- [What needs to be done]: Your task is to transcribe the records exactly, skipping every image.

===== Excerpted records

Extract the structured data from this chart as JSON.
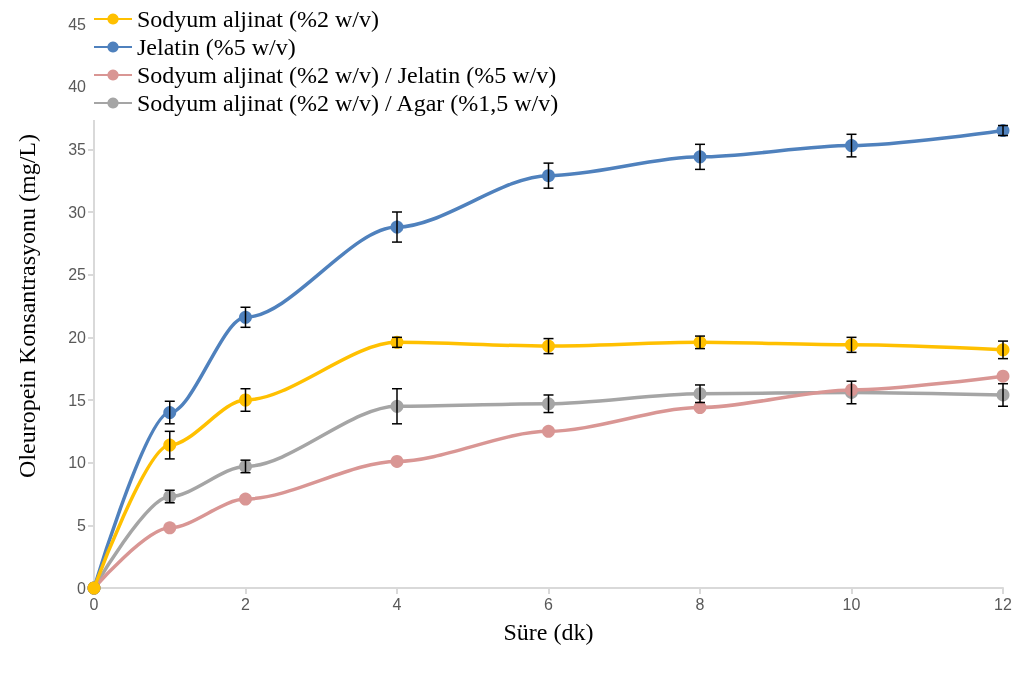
{
  "chart_data": {
    "type": "line",
    "xlabel": "Süre (dk)",
    "ylabel": "Oleuropein Konsantrasyonu (mg/L)",
    "x": [
      0,
      1,
      2,
      4,
      6,
      8,
      10,
      12
    ],
    "series": [
      {
        "name": "Sodyum aljinat (%2 w/v)",
        "color": "#ffc000",
        "values": [
          0,
          11.4,
          15.0,
          19.6,
          19.3,
          19.6,
          19.4,
          19.0
        ],
        "errors": [
          null,
          1.1,
          0.9,
          0.4,
          0.6,
          0.5,
          0.6,
          0.7
        ]
      },
      {
        "name": "Jelatin (%5 w/v)",
        "color": "#4f81bd",
        "values": [
          0,
          14.0,
          21.6,
          28.8,
          32.9,
          34.4,
          35.3,
          36.5
        ],
        "errors": [
          null,
          0.9,
          0.8,
          1.2,
          1.0,
          1.0,
          0.9,
          0.4
        ]
      },
      {
        "name": "Sodyum aljinat (%2 w/v) / Jelatin (%5 w/v)",
        "color": "#d99694",
        "values": [
          0,
          4.8,
          7.1,
          10.1,
          12.5,
          14.4,
          15.8,
          16.9
        ]
      },
      {
        "name": "Sodyum aljinat (%2 w/v) / Agar (%1,5 w/v)",
        "color": "#a5a5a5",
        "values": [
          0,
          7.3,
          9.7,
          14.5,
          14.7,
          15.5,
          15.6,
          15.4
        ],
        "errors": [
          null,
          0.5,
          0.5,
          1.4,
          0.7,
          0.7,
          0.9,
          0.9
        ]
      }
    ],
    "xlim": [
      0,
      12
    ],
    "xticks": [
      0,
      2,
      4,
      6,
      8,
      10,
      12
    ],
    "ylim": [
      0,
      45
    ],
    "yticks": [
      0,
      5,
      10,
      15,
      20,
      25,
      30,
      35,
      40,
      45
    ],
    "grid": false,
    "legend": "top left",
    "marker": "circle",
    "line_style": "solid"
  }
}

==========

- [Full response]:
Extract the structured data from this chart as JSON.
{
  "chart_data": {
    "type": "line",
    "xlabel": "Süre (dk)",
    "ylabel": "Oleuropein Konsantrasyonu (mg/L)",
    "x": [
      0,
      1,
      2,
      4,
      6,
      8,
      10,
      12
    ],
    "series": [
      {
        "name": "Sodyum aljinat (%2 w/v)",
        "color": "#ffc000",
        "values": [
          0,
          11.4,
          15.0,
          19.6,
          19.3,
          19.6,
          19.4,
          19.0
        ],
        "errors": [
          null,
          1.1,
          0.9,
          0.4,
          0.6,
          0.5,
          0.6,
          0.7
        ]
      },
      {
        "name": "Jelatin (%5 w/v)",
        "color": "#4f81bd",
        "values": [
          0,
          14.0,
          21.6,
          28.8,
          32.9,
          34.4,
          35.3,
          36.5
        ],
        "errors": [
          null,
          0.9,
          0.8,
          1.2,
          1.0,
          1.0,
          0.9,
          0.4
        ]
      },
      {
        "name": "Sodyum aljinat (%2 w/v) / Jelatin (%5 w/v)",
        "color": "#d99694",
        "values": [
          0,
          4.8,
          7.1,
          10.1,
          12.5,
          14.4,
          15.8,
          16.9
        ]
      },
      {
        "name": "Sodyum aljinat (%2 w/v) / Agar (%1,5 w/v)",
        "color": "#a5a5a5",
        "values": [
          0,
          7.3,
          9.7,
          14.5,
          14.7,
          15.5,
          15.6,
          15.4
        ],
        "errors": [
          null,
          0.5,
          0.5,
          1.4,
          0.7,
          0.7,
          0.9,
          0.9
        ]
      }
    ],
    "xlim": [
      0,
      12
    ],
    "xticks": [
      0,
      2,
      4,
      6,
      8,
      10,
      12
    ],
    "ylim": [
      0,
      45
    ],
    "yticks": [
      0,
      5,
      10,
      15,
      20,
      25,
      30,
      35,
      40,
      45
    ],
    "grid": false,
    "legend": "top left",
    "marker": "circle",
    "line_style": "solid"
  }
}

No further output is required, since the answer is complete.